→ **Exercise aim**
Extract the full listing verbatim and drop any pictures from your copy.

[BEGIN Records]

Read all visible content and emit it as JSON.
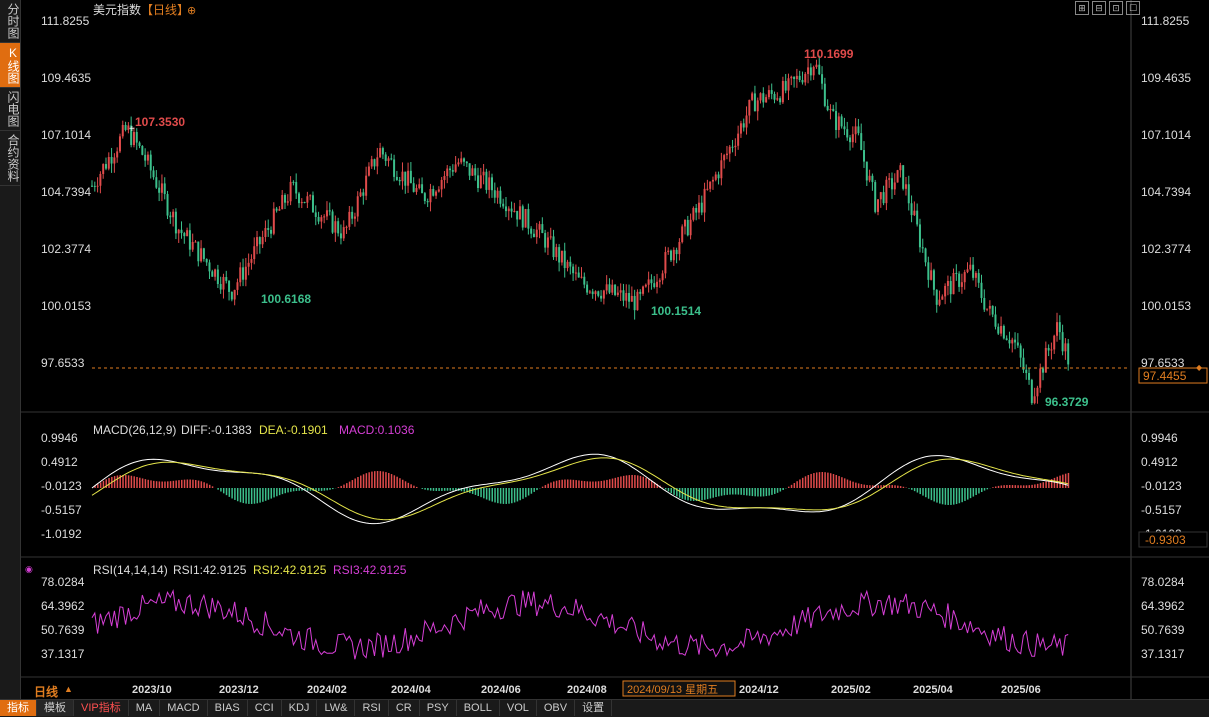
{
  "sidebar": {
    "tabs": [
      {
        "label": "分时图",
        "active": false
      },
      {
        "label": "K线图",
        "active": true
      },
      {
        "label": "闪电图",
        "active": false
      },
      {
        "label": "合约资料",
        "active": false
      }
    ]
  },
  "header": {
    "title": "美元指数",
    "period": "【日线】",
    "settings_icon": "⊕"
  },
  "tools": [
    "⊞",
    "⊟",
    "⊡",
    "☐"
  ],
  "price_axis": [
    "111.8255",
    "109.4635",
    "107.1014",
    "104.7394",
    "102.3774",
    "100.0153",
    "97.6533"
  ],
  "current_price": "97.4455",
  "annotations": {
    "high_mid": "107.3530",
    "low_mid1": "100.6168",
    "low_mid2": "100.1514",
    "top": "110.1699",
    "bottom": "96.3729"
  },
  "macd": {
    "title": "MACD(26,12,9)",
    "diff": "DIFF:-0.1383",
    "dea": "DEA:-0.1901",
    "macd": "MACD:0.1036",
    "axis": [
      "0.9946",
      "0.4912",
      "-0.0123",
      "-0.5157",
      "-1.0192"
    ],
    "current": "-0.9303"
  },
  "rsi": {
    "title": "RSI(14,14,14)",
    "rsi1": "RSI1:42.9125",
    "rsi2": "RSI2:42.9125",
    "rsi3": "RSI3:42.9125",
    "axis": [
      "78.0284",
      "64.3962",
      "50.7639",
      "37.1317"
    ]
  },
  "time_axis": [
    "2023/10",
    "2023/12",
    "2024/02",
    "2024/04",
    "2024/06",
    "2024/08",
    "2024/12",
    "2025/02",
    "2025/04",
    "2025/06"
  ],
  "cursor_date": "2024/09/13 星期五",
  "period_label": "日线",
  "bottom_tabs": [
    {
      "label": "指标",
      "active": true
    },
    {
      "label": "模板"
    },
    {
      "label": "VIP指标",
      "vip": true
    },
    {
      "label": "MA"
    },
    {
      "label": "MACD"
    },
    {
      "label": "BIAS"
    },
    {
      "label": "CCI"
    },
    {
      "label": "KDJ"
    },
    {
      "label": "LW&"
    },
    {
      "label": "RSI"
    },
    {
      "label": "CR"
    },
    {
      "label": "PSY"
    },
    {
      "label": "BOLL"
    },
    {
      "label": "VOL"
    },
    {
      "label": "OBV"
    },
    {
      "label": "设置"
    }
  ],
  "colors": {
    "up": "#e04b4b",
    "down": "#3cc08c",
    "accent": "#e06d10",
    "macd_dea": "#e5e54a",
    "rsi": "#d63fd6",
    "dashed": "#e07d20"
  },
  "chart_data": {
    "type": "candlestick",
    "price_range": [
      96.3729,
      111.8255
    ],
    "key_points": [
      {
        "label": "high",
        "date": "2023/10",
        "value": 107.353
      },
      {
        "label": "low",
        "date": "2023/12",
        "value": 100.6168
      },
      {
        "label": "low",
        "date": "2024/09",
        "value": 100.1514
      },
      {
        "label": "high",
        "date": "2025/01",
        "value": 110.1699
      },
      {
        "label": "low",
        "date": "2025/07",
        "value": 96.3729
      }
    ],
    "last_price": 97.4455
  }
}
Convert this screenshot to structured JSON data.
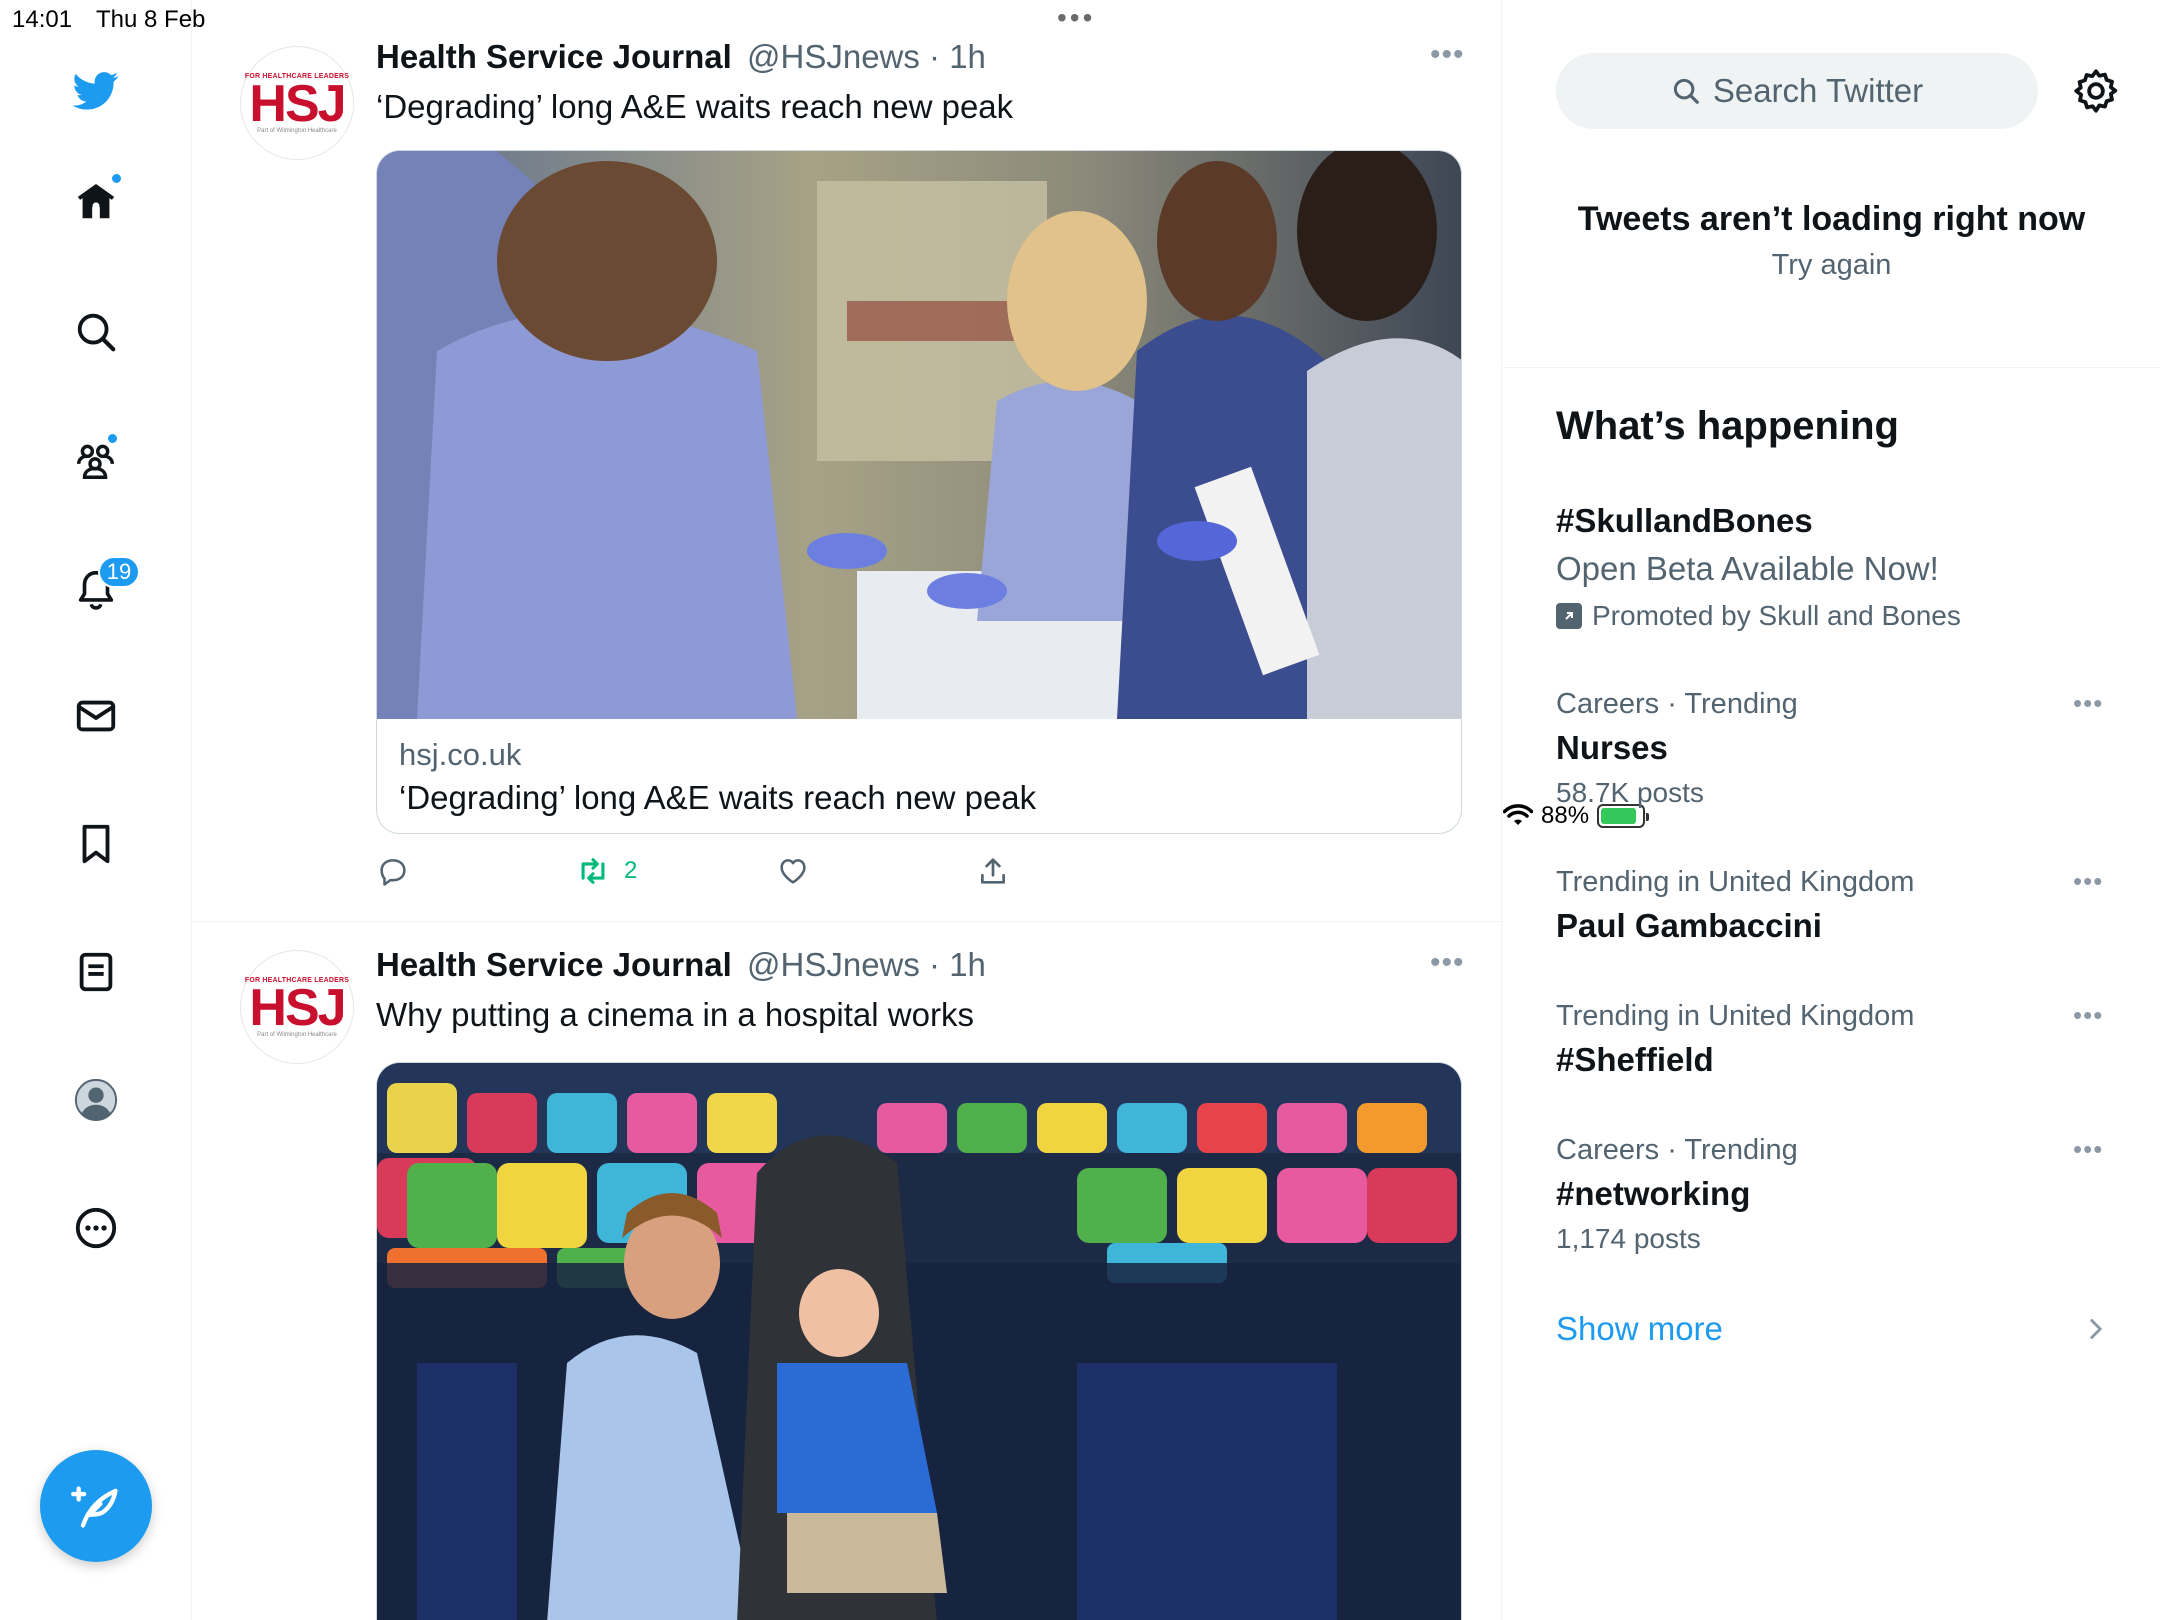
{
  "status_bar": {
    "time": "14:01",
    "date": "Thu 8 Feb",
    "battery": "88%",
    "battery_level": 0.88
  },
  "nav": {
    "notifications_badge": "19",
    "colors": {
      "brand": "#1d9bf0"
    }
  },
  "tweets": [
    {
      "name": "Health Service Journal",
      "handle": "@HSJnews · 1h",
      "text": "‘Degrading’ long A&E waits reach new peak",
      "card_domain": "hsj.co.uk",
      "card_title": "‘Degrading’ long A&E waits reach new peak",
      "retweets": "2",
      "avatar_tagline": "FOR HEALTHCARE LEADERS",
      "avatar_logo": "HSJ",
      "avatar_sub": "Part of Wilmington Healthcare"
    },
    {
      "name": "Health Service Journal",
      "handle": "@HSJnews · 1h",
      "text": "Why putting a cinema in a hospital works",
      "avatar_tagline": "FOR HEALTHCARE LEADERS",
      "avatar_logo": "HSJ",
      "avatar_sub": "Part of Wilmington Healthcare"
    }
  ],
  "sidebar": {
    "search_placeholder": "Search Twitter",
    "error_title": "Tweets aren’t loading right now",
    "error_retry": "Try again",
    "whats_happening": "What’s happening",
    "promoted": {
      "name": "#SkullandBones",
      "subtitle": "Open Beta Available Now!",
      "by": "Promoted by Skull and Bones"
    },
    "trends": [
      {
        "category": "Careers · Trending",
        "name": "Nurses",
        "count": "58.7K posts"
      },
      {
        "category": "Trending in United Kingdom",
        "name": "Paul Gambaccini",
        "count": ""
      },
      {
        "category": "Trending in United Kingdom",
        "name": "#Sheffield",
        "count": ""
      },
      {
        "category": "Careers · Trending",
        "name": "#networking",
        "count": "1,174 posts"
      }
    ],
    "show_more": "Show more"
  }
}
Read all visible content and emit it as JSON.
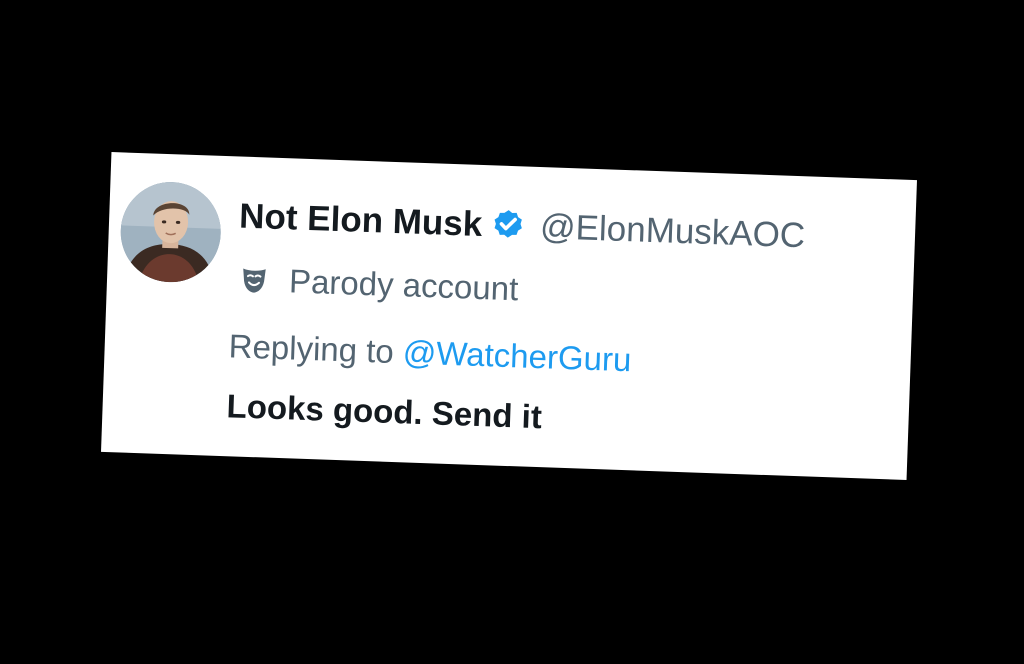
{
  "tweet": {
    "display_name": "Not Elon Musk",
    "handle": "@ElonMuskAOC",
    "verified": true,
    "label": "Parody account",
    "reply_prefix": "Replying to",
    "reply_to": "@WatcherGuru",
    "text": "Looks good. Send it"
  },
  "icons": {
    "verified": "verified-badge-icon",
    "label": "theater-mask-icon"
  },
  "colors": {
    "background": "#000000",
    "card": "#ffffff",
    "name_text": "#141a1f",
    "secondary_text": "#536471",
    "link": "#1d9bf0",
    "verified_badge": "#1d9bf0"
  }
}
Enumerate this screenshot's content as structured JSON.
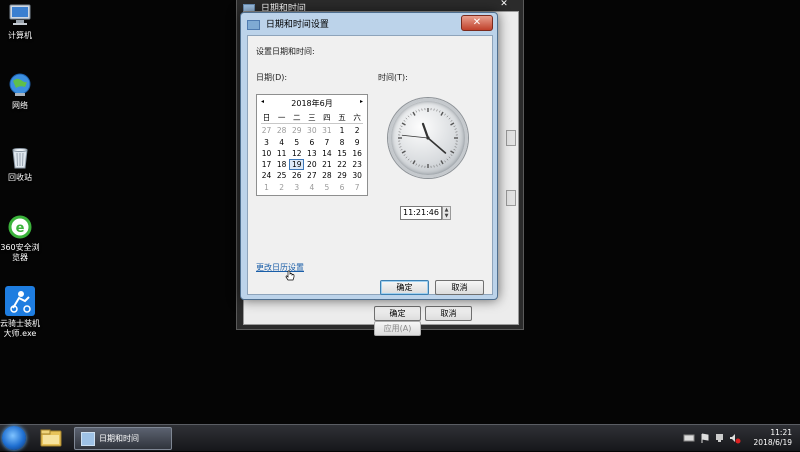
{
  "desktop": {
    "icons": [
      {
        "label": "计算机"
      },
      {
        "label": "网络"
      },
      {
        "label": "回收站"
      },
      {
        "label": "360安全浏览器"
      },
      {
        "label": "云骑士装机大师.exe"
      }
    ]
  },
  "outer_window": {
    "title": "日期和时间",
    "close_symbol": "✕",
    "buttons": {
      "ok": "确定",
      "cancel": "取消",
      "apply": "应用(A)"
    }
  },
  "dialog": {
    "title": "日期和时间设置",
    "close_symbol": "✕",
    "heading": "设置日期和时间:",
    "date_label": "日期(D):",
    "time_label": "时间(T):",
    "calendar": {
      "month_label": "2018年6月",
      "prev_symbol": "◂",
      "next_symbol": "▸",
      "weekdays": [
        "日",
        "一",
        "二",
        "三",
        "四",
        "五",
        "六"
      ],
      "weeks": [
        [
          "27",
          "28",
          "29",
          "30",
          "31",
          "1",
          "2"
        ],
        [
          "3",
          "4",
          "5",
          "6",
          "7",
          "8",
          "9"
        ],
        [
          "10",
          "11",
          "12",
          "13",
          "14",
          "15",
          "16"
        ],
        [
          "17",
          "18",
          "19",
          "20",
          "21",
          "22",
          "23"
        ],
        [
          "24",
          "25",
          "26",
          "27",
          "28",
          "29",
          "30"
        ],
        [
          "1",
          "2",
          "3",
          "4",
          "5",
          "6",
          "7"
        ]
      ],
      "selected_day": "19"
    },
    "clock": {
      "hour": 11,
      "minute": 21,
      "second": 46
    },
    "time_value": "11:21:46",
    "spin_up": "▲",
    "spin_down": "▼",
    "calendar_settings_link": "更改日历设置",
    "buttons": {
      "ok": "确定",
      "cancel": "取消"
    }
  },
  "taskbar": {
    "active_task": "日期和时间",
    "clock_time": "11:21",
    "clock_date": "2018/6/19"
  }
}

[END Records]

→ **Solution to the exercise**
Read all visible content and emit it as JSON.
{
  "sidebar": {
    "tabs": [
      {
        "label": "分时图",
        "active": false
      },
      {
        "label": "K线图",
        "active": true
      },
      {
        "label": "闪电图",
        "active": false
      },
      {
        "label": "合约资料",
        "active": false
      }
    ]
  },
  "header": {
    "title": "美元指数",
    "period": "【日线】",
    "settings_icon": "⊕"
  },
  "tools": [
    "⊞",
    "⊟",
    "⊡",
    "☐"
  ],
  "price_axis": [
    "111.8255",
    "109.4635",
    "107.1014",
    "104.7394",
    "102.3774",
    "100.0153",
    "97.6533"
  ],
  "current_price": "97.4455",
  "annotations": {
    "high_mid": "107.3530",
    "low_mid1": "100.6168",
    "low_mid2": "100.1514",
    "top": "110.1699",
    "bottom": "96.3729"
  },
  "macd": {
    "title": "MACD(26,12,9)",
    "diff": "DIFF:-0.1383",
    "dea": "DEA:-0.1901",
    "macd": "MACD:0.1036",
    "axis": [
      "0.9946",
      "0.4912",
      "-0.0123",
      "-0.5157",
      "-1.0192"
    ],
    "current": "-0.9303"
  },
  "rsi": {
    "title": "RSI(14,14,14)",
    "rsi1": "RSI1:42.9125",
    "rsi2": "RSI2:42.9125",
    "rsi3": "RSI3:42.9125",
    "axis": [
      "78.0284",
      "64.3962",
      "50.7639",
      "37.1317"
    ]
  },
  "time_axis": [
    "2023/10",
    "2023/12",
    "2024/02",
    "2024/04",
    "2024/06",
    "2024/08",
    "2024/12",
    "2025/02",
    "2025/04",
    "2025/06"
  ],
  "cursor_date": "2024/09/13 星期五",
  "period_label": "日线",
  "bottom_tabs": [
    {
      "label": "指标",
      "active": true
    },
    {
      "label": "模板"
    },
    {
      "label": "VIP指标",
      "vip": true
    },
    {
      "label": "MA"
    },
    {
      "label": "MACD"
    },
    {
      "label": "BIAS"
    },
    {
      "label": "CCI"
    },
    {
      "label": "KDJ"
    },
    {
      "label": "LW&"
    },
    {
      "label": "RSI"
    },
    {
      "label": "CR"
    },
    {
      "label": "PSY"
    },
    {
      "label": "BOLL"
    },
    {
      "label": "VOL"
    },
    {
      "label": "OBV"
    },
    {
      "label": "设置"
    }
  ],
  "colors": {
    "up": "#e04b4b",
    "down": "#3cc08c",
    "accent": "#e06d10",
    "macd_dea": "#e5e54a",
    "rsi": "#d63fd6",
    "dashed": "#e07d20"
  },
  "chart_data": {
    "type": "candlestick",
    "price_range": [
      96.3729,
      111.8255
    ],
    "key_points": [
      {
        "label": "high",
        "date": "2023/10",
        "value": 107.353
      },
      {
        "label": "low",
        "date": "2023/12",
        "value": 100.6168
      },
      {
        "label": "low",
        "date": "2024/09",
        "value": 100.1514
      },
      {
        "label": "high",
        "date": "2025/01",
        "value": 110.1699
      },
      {
        "label": "low",
        "date": "2025/07",
        "value": 96.3729
      }
    ],
    "last_price": 97.4455
  }
}
Convert this screenshot to structured JSON data.
{
  "status_bar": {
    "time": "14:01",
    "date": "Thu 8 Feb",
    "battery": "88%",
    "battery_level": 0.88
  },
  "nav": {
    "notifications_badge": "19",
    "colors": {
      "brand": "#1d9bf0"
    }
  },
  "tweets": [
    {
      "name": "Health Service Journal",
      "handle": "@HSJnews · 1h",
      "text": "‘Degrading’ long A&E waits reach new peak",
      "card_domain": "hsj.co.uk",
      "card_title": "‘Degrading’ long A&E waits reach new peak",
      "retweets": "2",
      "avatar_tagline": "FOR HEALTHCARE LEADERS",
      "avatar_logo": "HSJ",
      "avatar_sub": "Part of Wilmington Healthcare"
    },
    {
      "name": "Health Service Journal",
      "handle": "@HSJnews · 1h",
      "text": "Why putting a cinema in a hospital works",
      "avatar_tagline": "FOR HEALTHCARE LEADERS",
      "avatar_logo": "HSJ",
      "avatar_sub": "Part of Wilmington Healthcare"
    }
  ],
  "sidebar": {
    "search_placeholder": "Search Twitter",
    "error_title": "Tweets aren’t loading right now",
    "error_retry": "Try again",
    "whats_happening": "What’s happening",
    "promoted": {
      "name": "#SkullandBones",
      "subtitle": "Open Beta Available Now!",
      "by": "Promoted by Skull and Bones"
    },
    "trends": [
      {
        "category": "Careers · Trending",
        "name": "Nurses",
        "count": "58.7K posts"
      },
      {
        "category": "Trending in United Kingdom",
        "name": "Paul Gambaccini",
        "count": ""
      },
      {
        "category": "Trending in United Kingdom",
        "name": "#Sheffield",
        "count": ""
      },
      {
        "category": "Careers · Trending",
        "name": "#networking",
        "count": "1,174 posts"
      }
    ],
    "show_more": "Show more"
  }
}
Read all visible content and emit it as JSON.
{
  "tweet": {
    "display_name": "Not Elon Musk",
    "handle": "@ElonMuskAOC",
    "verified": true,
    "label": "Parody account",
    "reply_prefix": "Replying to",
    "reply_to": "@WatcherGuru",
    "text": "Looks good. Send it"
  },
  "icons": {
    "verified": "verified-badge-icon",
    "label": "theater-mask-icon"
  },
  "colors": {
    "background": "#000000",
    "card": "#ffffff",
    "name_text": "#141a1f",
    "secondary_text": "#536471",
    "link": "#1d9bf0",
    "verified_badge": "#1d9bf0"
  }
}
Enumerate this screenshot's content as structured JSON.
{
  "desktop": {
    "icons": [
      {
        "label": "计算机"
      },
      {
        "label": "网络"
      },
      {
        "label": "回收站"
      },
      {
        "label": "360安全浏览器"
      },
      {
        "label": "云骑士装机大师.exe"
      }
    ]
  },
  "outer_window": {
    "title": "日期和时间",
    "close_symbol": "✕",
    "buttons": {
      "ok": "确定",
      "cancel": "取消",
      "apply": "应用(A)"
    }
  },
  "dialog": {
    "title": "日期和时间设置",
    "close_symbol": "✕",
    "heading": "设置日期和时间:",
    "date_label": "日期(D):",
    "time_label": "时间(T):",
    "calendar": {
      "month_label": "2018年6月",
      "prev_symbol": "◂",
      "next_symbol": "▸",
      "weekdays": [
        "日",
        "一",
        "二",
        "三",
        "四",
        "五",
        "六"
      ],
      "weeks": [
        [
          "27",
          "28",
          "29",
          "30",
          "31",
          "1",
          "2"
        ],
        [
          "3",
          "4",
          "5",
          "6",
          "7",
          "8",
          "9"
        ],
        [
          "10",
          "11",
          "12",
          "13",
          "14",
          "15",
          "16"
        ],
        [
          "17",
          "18",
          "19",
          "20",
          "21",
          "22",
          "23"
        ],
        [
          "24",
          "25",
          "26",
          "27",
          "28",
          "29",
          "30"
        ],
        [
          "1",
          "2",
          "3",
          "4",
          "5",
          "6",
          "7"
        ]
      ],
      "selected_day": "19"
    },
    "clock": {
      "hour": 11,
      "minute": 21,
      "second": 46
    },
    "time_value": "11:21:46",
    "spin_up": "▲",
    "spin_down": "▼",
    "calendar_settings_link": "更改日历设置",
    "buttons": {
      "ok": "确定",
      "cancel": "取消"
    }
  },
  "taskbar": {
    "active_task": "日期和时间",
    "clock_time": "11:21",
    "clock_date": "2018/6/19"
  }
}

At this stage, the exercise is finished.